*** TASK INPUTS
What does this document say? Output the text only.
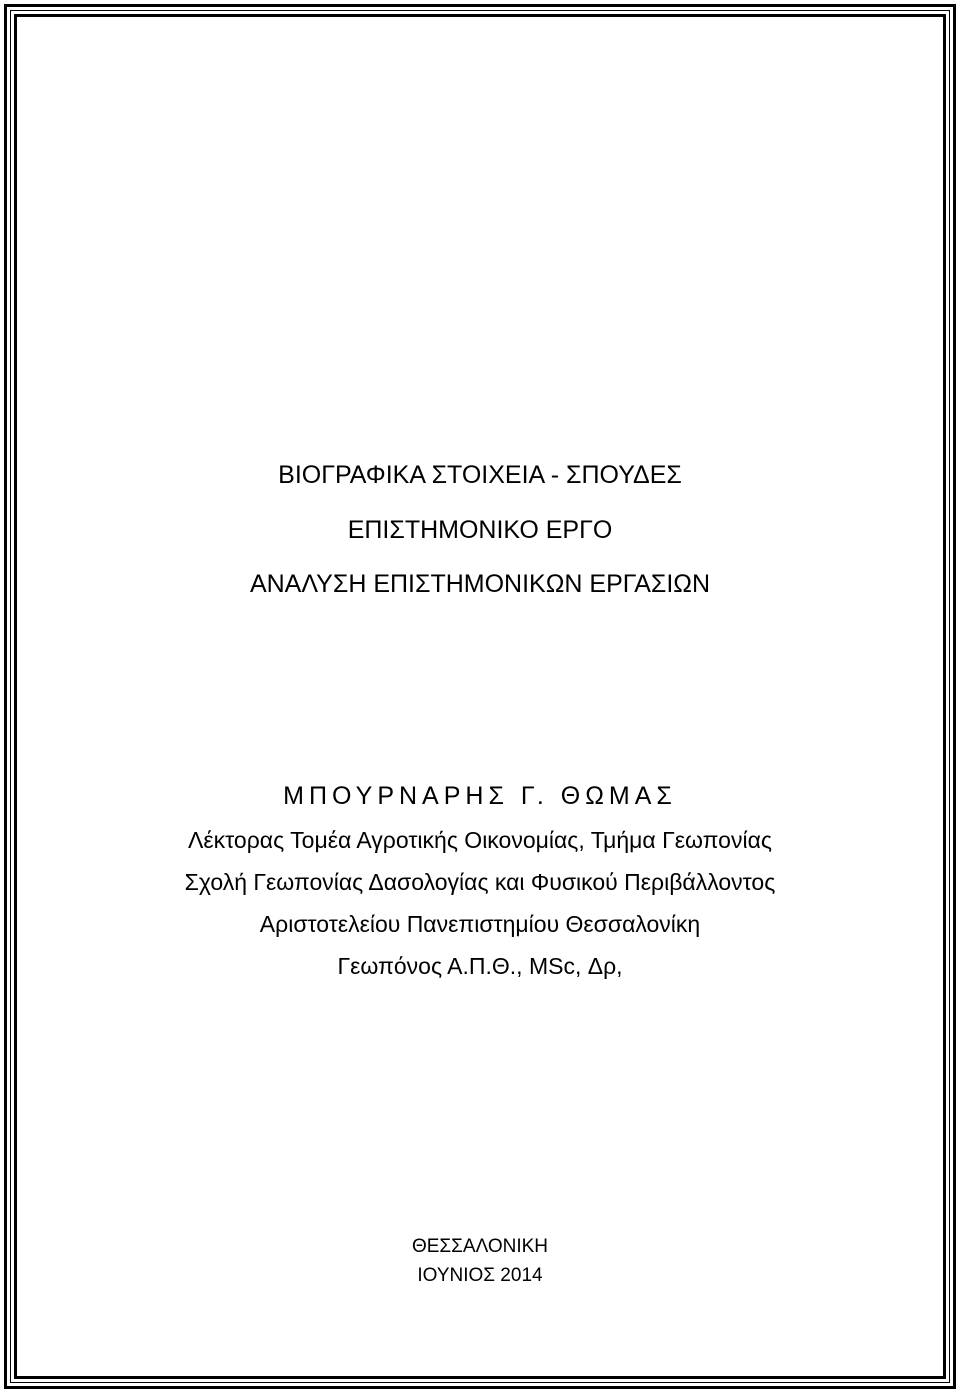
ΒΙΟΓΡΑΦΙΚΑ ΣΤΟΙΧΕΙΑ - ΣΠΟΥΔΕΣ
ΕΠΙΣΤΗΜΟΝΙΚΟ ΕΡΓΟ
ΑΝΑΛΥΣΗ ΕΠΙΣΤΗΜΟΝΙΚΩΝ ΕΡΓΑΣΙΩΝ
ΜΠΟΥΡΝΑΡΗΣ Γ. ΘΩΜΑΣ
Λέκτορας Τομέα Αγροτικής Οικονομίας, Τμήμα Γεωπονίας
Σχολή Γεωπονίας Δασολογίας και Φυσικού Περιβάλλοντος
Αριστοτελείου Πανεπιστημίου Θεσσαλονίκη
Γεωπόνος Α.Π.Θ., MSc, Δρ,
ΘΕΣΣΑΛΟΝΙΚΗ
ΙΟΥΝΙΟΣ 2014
******
## [EXERCISE DIRECTIONS]
Please repeat the entries exactly. Do not include the pictures.

## [ANSWER IN FULL]
What does this document say? Output the text only.
ΒΙΟΓΡΑΦΙΚΑ ΣΤΟΙΧΕΙΑ - ΣΠΟΥΔΕΣ
ΕΠΙΣΤΗΜΟΝΙΚΟ ΕΡΓΟ
ΑΝΑΛΥΣΗ ΕΠΙΣΤΗΜΟΝΙΚΩΝ ΕΡΓΑΣΙΩΝ
ΜΠΟΥΡΝΑΡΗΣ Γ. ΘΩΜΑΣ
Λέκτορας Τομέα Αγροτικής Οικονομίας, Τμήμα Γεωπονίας
Σχολή Γεωπονίας Δασολογίας και Φυσικού Περιβάλλοντος
Αριστοτελείου Πανεπιστημίου Θεσσαλονίκη
Γεωπόνος Α.Π.Θ., MSc, Δρ,
ΘΕΣΣΑΛΟΝΙΚΗ
ΙΟΥΝΙΟΣ 2014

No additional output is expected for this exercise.